• _課題の指示_
(a) 投資信託の保有期間についての文章と照らして、次の(i)〜(iii)が合っているかを「はい」か「いいえ」で答え、判断の決め手となる本文の言葉をそのまま引いてください。
(i) 2018年の投資信託の平均保有期間は3.4年だった。
(ii) 直近で保有期間が最も短かったのは2008年である。
(iii) 2013年からの5年間で、平均保有期間は2倍に延びた。
(b) 投資信託の保有期間についての文章が止まっているところから、その先を書き継いでください。

• _読む文章_
* * * *

今日のテーマは、『3.4年は、果たして長期投資と呼べるのか??』です。
最近、
某調査会社が公表した『投資信託』に関するデータで、
少し興味を惹かれるものが出ていました。
『日本人の投信保有が長期化 2018年は平均3.4年保有に。』
『金融危機後、2008年以来10年ぶりに長期化の傾向見せる。』
タイトルからある程度推測できますが、
日本人における『投資信託』の保有期間が、
昨年2018年においては『平均3.4年間』まで延長する傾向を見せた、と。
前述の通り、
この数字は、金融危機のあった2008年以来10年ぶりの水準で、
直近で最短だった2013年の『平均1.7年』から5年間で『2倍』に延びた計算です。
確かに、
森信親金融庁長官が就任して以来、暴利を貪ってきた金融機関は是正勧告を受け、
『投資家利益』を真に求める商品提案・販売方法への移行が、進みつつあります。

* * * *

• _資料_
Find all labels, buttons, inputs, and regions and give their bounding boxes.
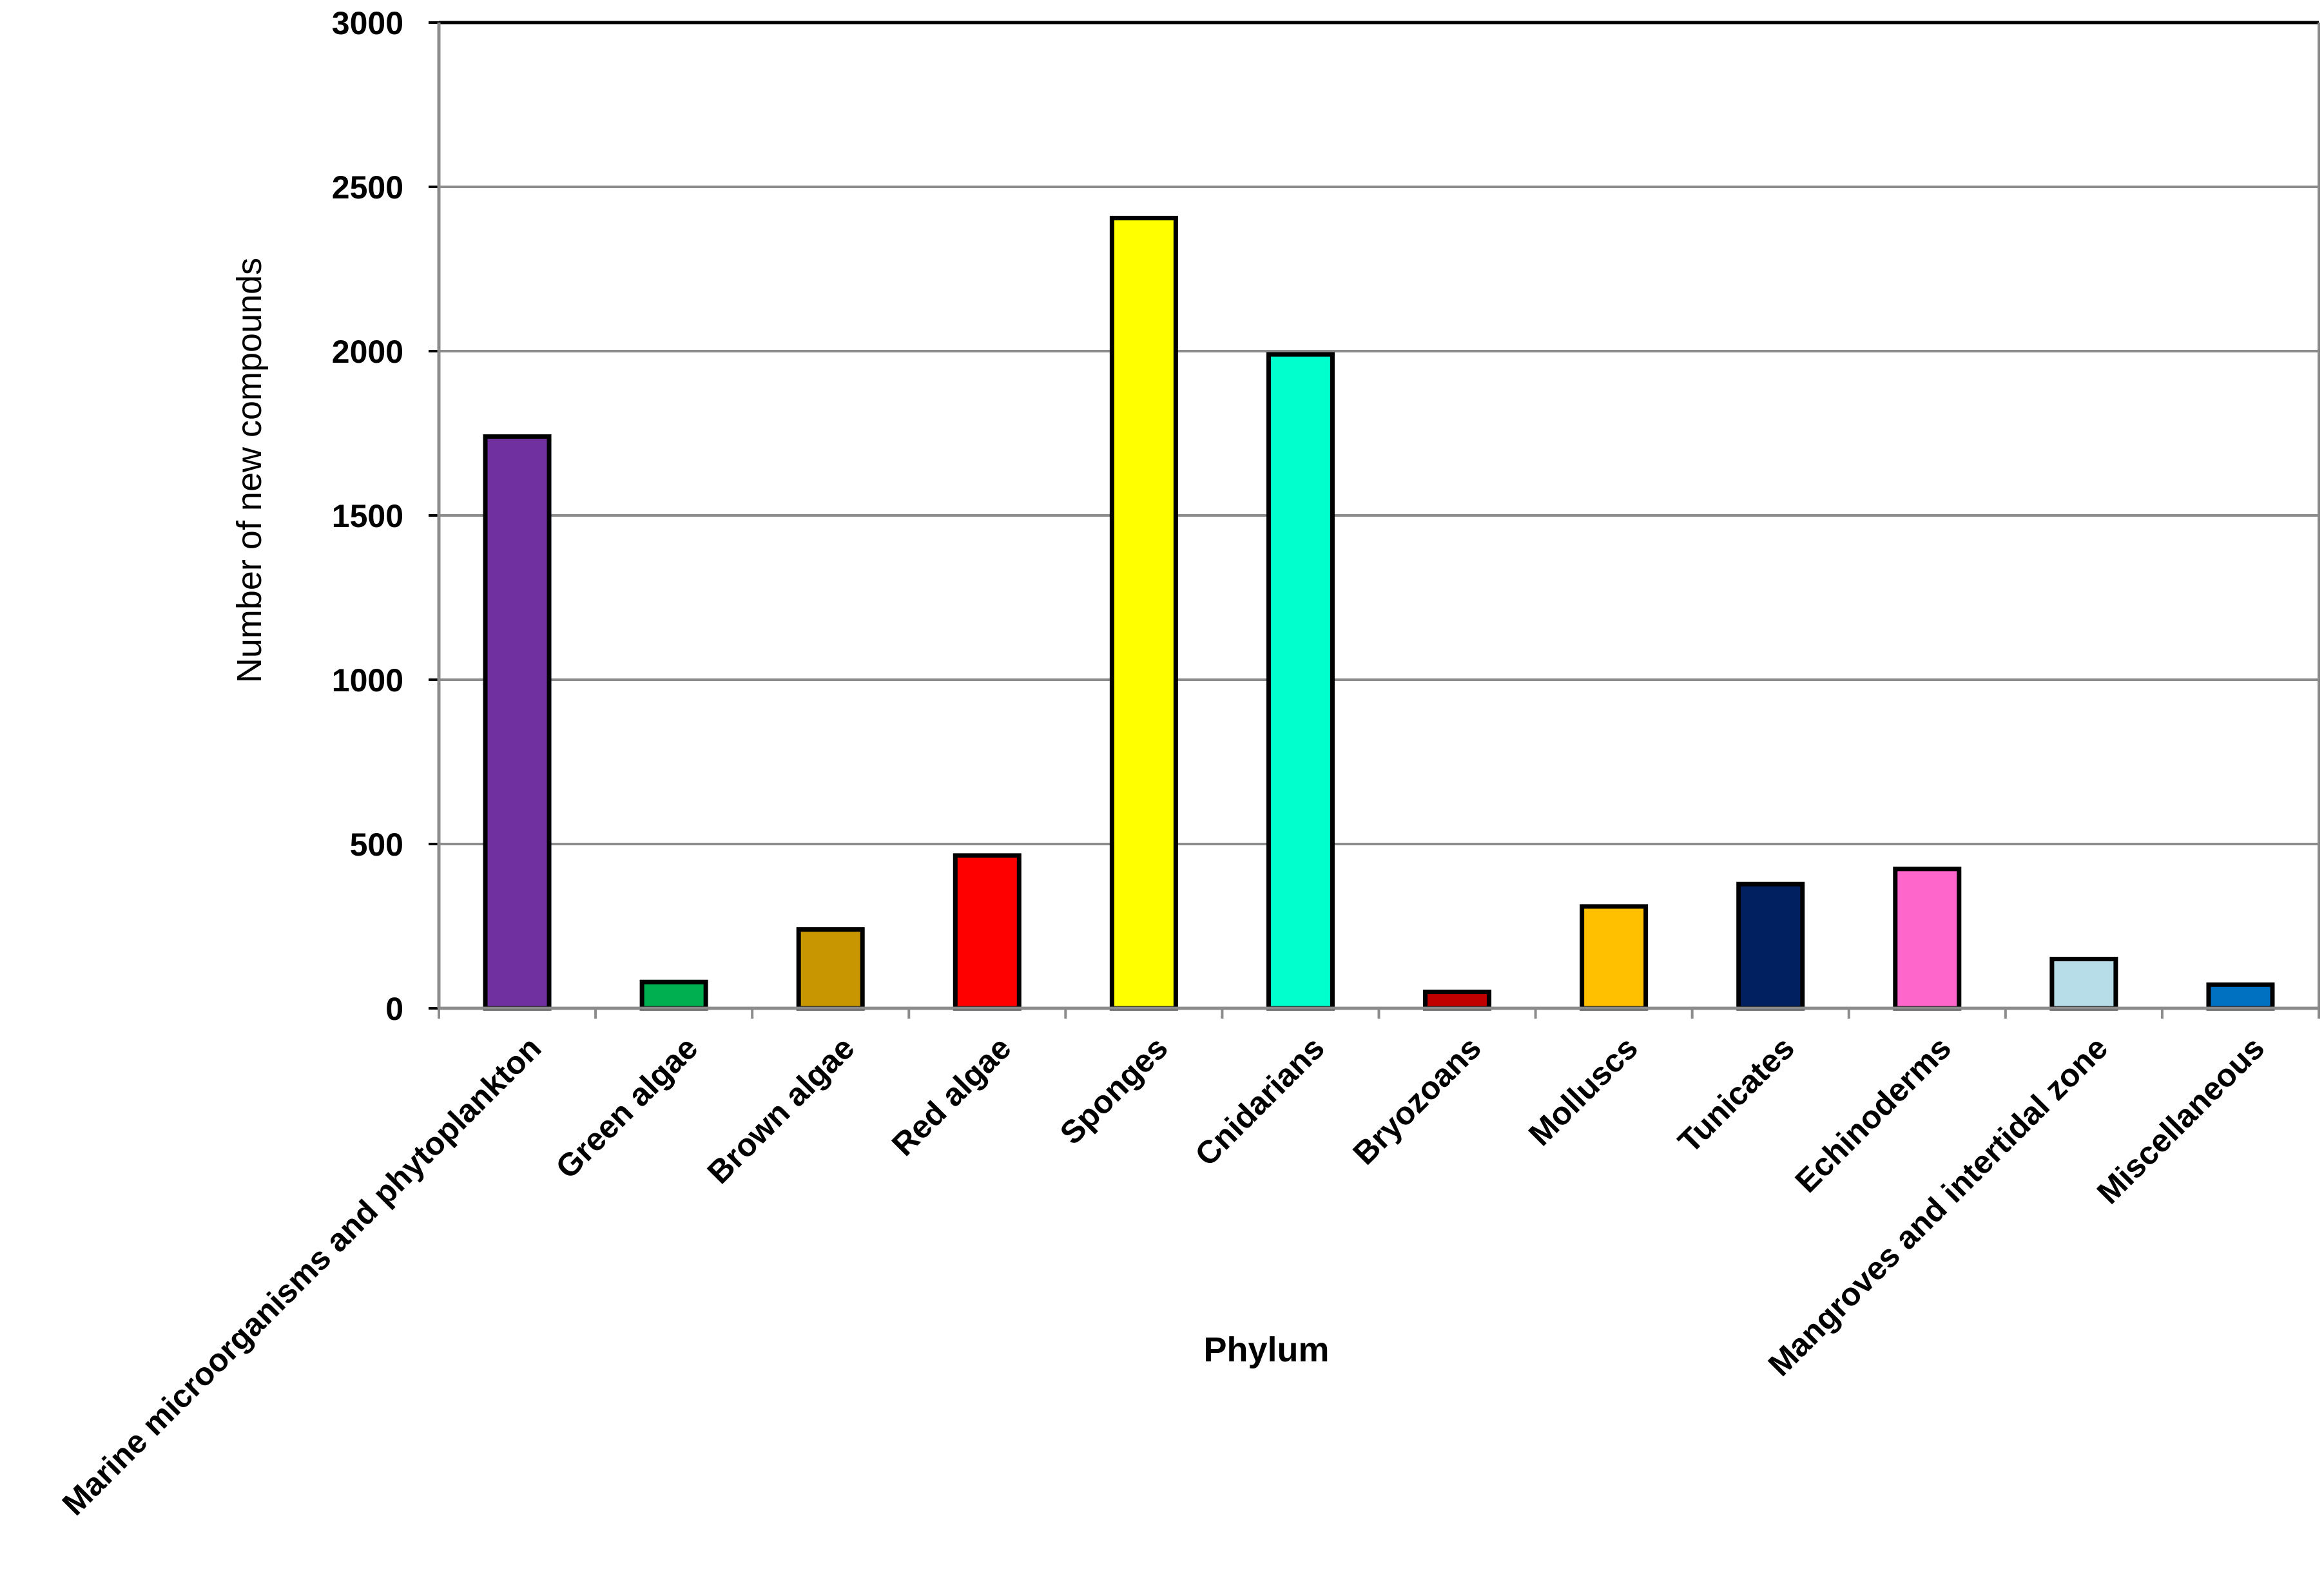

* * * *

• _解答_
(a)
(i) はい。「昨年2018年においては『平均3.4年間』まで延長する傾向を見せた」
(ii) いいえ。「直近で最短だった2013年の『平均1.7年』」
(iii) はい。「5年間で『2倍』に延びた計算です」

(b)
(*それでも未だ、完全排除には程遠いのが実情ですが。)
具体的には、
『毎月分配型』等の金融機関サイドから見た『ドル箱商品』を排除し、
投信を『短期売買』で販売手数料を稼ぐ『従来の営業方法』を抑えられるようになりました。
また、
近年対象拡大した『iDeCo:個人型確定拠出年金』に加えて、
昨年(2018年)から『つみたてNISA』なる制度も開始し、
国民の『長期投資思考』は浸透しつつあるのかも知れません。
事実、
『つみたてNISA』については、制度開始の昨年1年間だけで、
20代、30代の方々を中心に『100万人』が口座開設し、
この数字だけ『表面的に』見れば、関心の高さが伺えます。
更に、
金融機関一任で運用する『ラップ型投信』や、
複数資産・セクターに分散投資する『バランス型投信』も長期運用が主流で、
ここ数年間でともに残高は大きく拡大しています。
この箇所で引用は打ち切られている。